→ RECORD LIST
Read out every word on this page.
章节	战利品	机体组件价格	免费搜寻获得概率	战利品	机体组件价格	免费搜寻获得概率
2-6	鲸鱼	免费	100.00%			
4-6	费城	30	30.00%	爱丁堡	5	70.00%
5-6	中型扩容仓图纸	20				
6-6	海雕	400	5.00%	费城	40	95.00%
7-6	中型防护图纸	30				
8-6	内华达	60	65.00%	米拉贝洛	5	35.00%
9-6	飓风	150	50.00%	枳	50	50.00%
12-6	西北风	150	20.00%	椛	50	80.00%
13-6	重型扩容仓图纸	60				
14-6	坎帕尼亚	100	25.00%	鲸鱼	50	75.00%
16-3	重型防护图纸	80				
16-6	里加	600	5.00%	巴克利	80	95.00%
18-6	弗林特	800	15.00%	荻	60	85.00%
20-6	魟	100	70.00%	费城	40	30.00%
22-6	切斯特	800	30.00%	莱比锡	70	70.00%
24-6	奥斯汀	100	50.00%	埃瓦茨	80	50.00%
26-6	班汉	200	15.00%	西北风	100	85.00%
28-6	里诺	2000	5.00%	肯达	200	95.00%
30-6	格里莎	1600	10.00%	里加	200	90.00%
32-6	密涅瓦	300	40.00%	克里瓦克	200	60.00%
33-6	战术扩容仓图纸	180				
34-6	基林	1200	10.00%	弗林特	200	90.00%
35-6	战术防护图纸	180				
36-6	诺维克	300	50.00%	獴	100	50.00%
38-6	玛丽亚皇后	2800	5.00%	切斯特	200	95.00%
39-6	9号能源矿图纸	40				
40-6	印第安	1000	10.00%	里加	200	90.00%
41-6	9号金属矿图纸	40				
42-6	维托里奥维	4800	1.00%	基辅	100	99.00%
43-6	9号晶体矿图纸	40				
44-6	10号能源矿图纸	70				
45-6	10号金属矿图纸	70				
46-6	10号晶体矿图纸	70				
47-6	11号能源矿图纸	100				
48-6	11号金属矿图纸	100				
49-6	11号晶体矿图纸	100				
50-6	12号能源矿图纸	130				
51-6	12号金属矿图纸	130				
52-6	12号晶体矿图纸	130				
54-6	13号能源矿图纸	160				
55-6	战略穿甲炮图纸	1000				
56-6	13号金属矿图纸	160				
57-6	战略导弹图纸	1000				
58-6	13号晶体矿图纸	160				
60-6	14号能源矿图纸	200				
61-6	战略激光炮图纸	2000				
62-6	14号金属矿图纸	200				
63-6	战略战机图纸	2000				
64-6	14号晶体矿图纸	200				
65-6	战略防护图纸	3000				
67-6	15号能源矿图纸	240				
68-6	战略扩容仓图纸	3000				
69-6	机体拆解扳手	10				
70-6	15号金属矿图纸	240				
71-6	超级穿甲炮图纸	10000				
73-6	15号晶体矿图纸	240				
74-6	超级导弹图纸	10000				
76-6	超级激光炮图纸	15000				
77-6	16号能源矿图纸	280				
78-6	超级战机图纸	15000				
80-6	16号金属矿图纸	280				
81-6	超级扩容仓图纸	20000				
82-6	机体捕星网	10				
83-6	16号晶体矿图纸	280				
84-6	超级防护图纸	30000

→ THE REQUEST
Using the listing above, retype each line exactly.

→ THE ANSWER
Read out every word on this page.
章节	战利品	机体组件价格	免费搜寻获得概率	战利品	机体组件价格	免费搜寻获得概率
2-6	鲸鱼	免费	100.00%			
4-6	费城	30	30.00%	爱丁堡	5	70.00%
5-6	中型扩容仓图纸	20				
6-6	海雕	400	5.00%	费城	40	95.00%
7-6	中型防护图纸	30				
8-6	内华达	60	65.00%	米拉贝洛	5	35.00%
9-6	飓风	150	50.00%	枳	50	50.00%
12-6	西北风	150	20.00%	椛	50	80.00%
13-6	重型扩容仓图纸	60				
14-6	坎帕尼亚	100	25.00%	鲸鱼	50	75.00%
16-3	重型防护图纸	80				
16-6	里加	600	5.00%	巴克利	80	95.00%
18-6	弗林特	800	15.00%	荻	60	85.00%
20-6	魟	100	70.00%	费城	40	30.00%
22-6	切斯特	800	30.00%	莱比锡	70	70.00%
24-6	奥斯汀	100	50.00%	埃瓦茨	80	50.00%
26-6	班汉	200	15.00%	西北风	100	85.00%
28-6	里诺	2000	5.00%	肯达	200	95.00%
30-6	格里莎	1600	10.00%	里加	200	90.00%
32-6	密涅瓦	300	40.00%	克里瓦克	200	60.00%
33-6	战术扩容仓图纸	180				
34-6	基林	1200	10.00%	弗林特	200	90.00%
35-6	战术防护图纸	180				
36-6	诺维克	300	50.00%	獴	100	50.00%
38-6	玛丽亚皇后	2800	5.00%	切斯特	200	95.00%
39-6	9号能源矿图纸	40				
40-6	印第安	1000	10.00%	里加	200	90.00%
41-6	9号金属矿图纸	40				
42-6	维托里奥维	4800	1.00%	基辅	100	99.00%
43-6	9号晶体矿图纸	40				
44-6	10号能源矿图纸	70				
45-6	10号金属矿图纸	70				
46-6	10号晶体矿图纸	70				
47-6	11号能源矿图纸	100				
48-6	11号金属矿图纸	100				
49-6	11号晶体矿图纸	100				
50-6	12号能源矿图纸	130				
51-6	12号金属矿图纸	130				
52-6	12号晶体矿图纸	130				
54-6	13号能源矿图纸	160				
55-6	战略穿甲炮图纸	1000				
56-6	13号金属矿图纸	160				
57-6	战略导弹图纸	1000				
58-6	13号晶体矿图纸	160				
60-6	14号能源矿图纸	200				
61-6	战略激光炮图纸	2000				
62-6	14号金属矿图纸	200				
63-6	战略战机图纸	2000				
64-6	14号晶体矿图纸	200				
65-6	战略防护图纸	3000				
67-6	15号能源矿图纸	240				
68-6	战略扩容仓图纸	3000				
69-6	机体拆解扳手	10				
70-6	15号金属矿图纸	240				
71-6	超级穿甲炮图纸	10000				
73-6	15号晶体矿图纸	240				
74-6	超级导弹图纸	10000				
76-6	超级激光炮图纸	15000				
77-6	16号能源矿图纸	280				
78-6	超级战机图纸	15000				
80-6	16号金属矿图纸	280				
81-6	超级扩容仓图纸	20000				
82-6	机体捕星网	10				
83-6	16号晶体矿图纸	280				
84-6	超级防护图纸	30000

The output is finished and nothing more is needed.